Task data start

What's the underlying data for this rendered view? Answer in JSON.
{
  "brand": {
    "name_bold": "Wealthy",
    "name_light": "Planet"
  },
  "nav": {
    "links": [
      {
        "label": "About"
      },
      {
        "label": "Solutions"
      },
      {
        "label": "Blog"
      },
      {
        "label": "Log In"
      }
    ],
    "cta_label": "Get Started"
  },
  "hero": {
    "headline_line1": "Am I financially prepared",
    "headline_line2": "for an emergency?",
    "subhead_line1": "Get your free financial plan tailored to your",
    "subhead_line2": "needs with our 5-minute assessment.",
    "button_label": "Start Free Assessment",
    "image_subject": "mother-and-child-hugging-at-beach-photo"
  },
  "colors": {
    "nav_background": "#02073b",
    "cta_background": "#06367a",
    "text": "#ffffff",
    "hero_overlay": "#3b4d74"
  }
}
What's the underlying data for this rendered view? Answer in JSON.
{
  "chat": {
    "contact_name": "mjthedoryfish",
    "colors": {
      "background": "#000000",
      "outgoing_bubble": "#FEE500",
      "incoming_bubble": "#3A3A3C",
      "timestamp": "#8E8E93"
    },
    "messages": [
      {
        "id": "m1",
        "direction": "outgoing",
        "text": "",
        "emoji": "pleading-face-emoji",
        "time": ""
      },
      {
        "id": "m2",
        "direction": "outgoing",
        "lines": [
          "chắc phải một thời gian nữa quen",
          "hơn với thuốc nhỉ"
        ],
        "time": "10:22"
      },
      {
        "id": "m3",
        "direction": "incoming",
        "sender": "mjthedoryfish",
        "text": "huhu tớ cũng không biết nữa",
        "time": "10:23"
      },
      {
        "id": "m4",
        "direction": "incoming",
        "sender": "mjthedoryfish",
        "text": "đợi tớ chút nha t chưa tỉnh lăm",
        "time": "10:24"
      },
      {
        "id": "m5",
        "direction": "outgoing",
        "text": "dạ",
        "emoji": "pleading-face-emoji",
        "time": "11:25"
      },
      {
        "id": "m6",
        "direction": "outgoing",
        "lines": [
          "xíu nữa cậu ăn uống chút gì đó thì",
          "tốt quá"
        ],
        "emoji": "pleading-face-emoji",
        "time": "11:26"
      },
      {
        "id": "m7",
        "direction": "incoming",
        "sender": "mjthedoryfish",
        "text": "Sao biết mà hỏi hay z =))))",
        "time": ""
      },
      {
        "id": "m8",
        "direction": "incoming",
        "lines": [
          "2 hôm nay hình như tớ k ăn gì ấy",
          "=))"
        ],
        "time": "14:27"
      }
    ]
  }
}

Task data end

Reproduce all the data word for word.

What's the underlying data for this rendered view? Answer in JSON.
{
  "brand": {
    "name_bold": "Wealthy",
    "name_light": "Planet"
  },
  "nav": {
    "links": [
      {
        "label": "About"
      },
      {
        "label": "Solutions"
      },
      {
        "label": "Blog"
      },
      {
        "label": "Log In"
      }
    ],
    "cta_label": "Get Started"
  },
  "hero": {
    "headline_line1": "Am I financially prepared",
    "headline_line2": "for an emergency?",
    "subhead_line1": "Get your free financial plan tailored to your",
    "subhead_line2": "needs with our 5-minute assessment.",
    "button_label": "Start Free Assessment",
    "image_subject": "mother-and-child-hugging-at-beach-photo"
  },
  "colors": {
    "nav_background": "#02073b",
    "cta_background": "#06367a",
    "text": "#ffffff",
    "hero_overlay": "#3b4d74"
  }
}
What's the underlying data for this rendered view? Answer in JSON.
{
  "chat": {
    "contact_name": "mjthedoryfish",
    "colors": {
      "background": "#000000",
      "outgoing_bubble": "#FEE500",
      "incoming_bubble": "#3A3A3C",
      "timestamp": "#8E8E93"
    },
    "messages": [
      {
        "id": "m1",
        "direction": "outgoing",
        "text": "",
        "emoji": "pleading-face-emoji",
        "time": ""
      },
      {
        "id": "m2",
        "direction": "outgoing",
        "lines": [
          "chắc phải một thời gian nữa quen",
          "hơn với thuốc nhỉ"
        ],
        "time": "10:22"
      },
      {
        "id": "m3",
        "direction": "incoming",
        "sender": "mjthedoryfish",
        "text": "huhu tớ cũng không biết nữa",
        "time": "10:23"
      },
      {
        "id": "m4",
        "direction": "incoming",
        "sender": "mjthedoryfish",
        "text": "đợi tớ chút nha t chưa tỉnh lăm",
        "time": "10:24"
      },
      {
        "id": "m5",
        "direction": "outgoing",
        "text": "dạ",
        "emoji": "pleading-face-emoji",
        "time": "11:25"
      },
      {
        "id": "m6",
        "direction": "outgoing",
        "lines": [
          "xíu nữa cậu ăn uống chút gì đó thì",
          "tốt quá"
        ],
        "emoji": "pleading-face-emoji",
        "time": "11:26"
      },
      {
        "id": "m7",
        "direction": "incoming",
        "sender": "mjthedoryfish",
        "text": "Sao biết mà hỏi hay z =))))",
        "time": ""
      },
      {
        "id": "m8",
        "direction": "incoming",
        "lines": [
          "2 hôm nay hình như tớ k ăn gì ấy",
          "=))"
        ],
        "time": "14:27"
      }
    ]
  }
}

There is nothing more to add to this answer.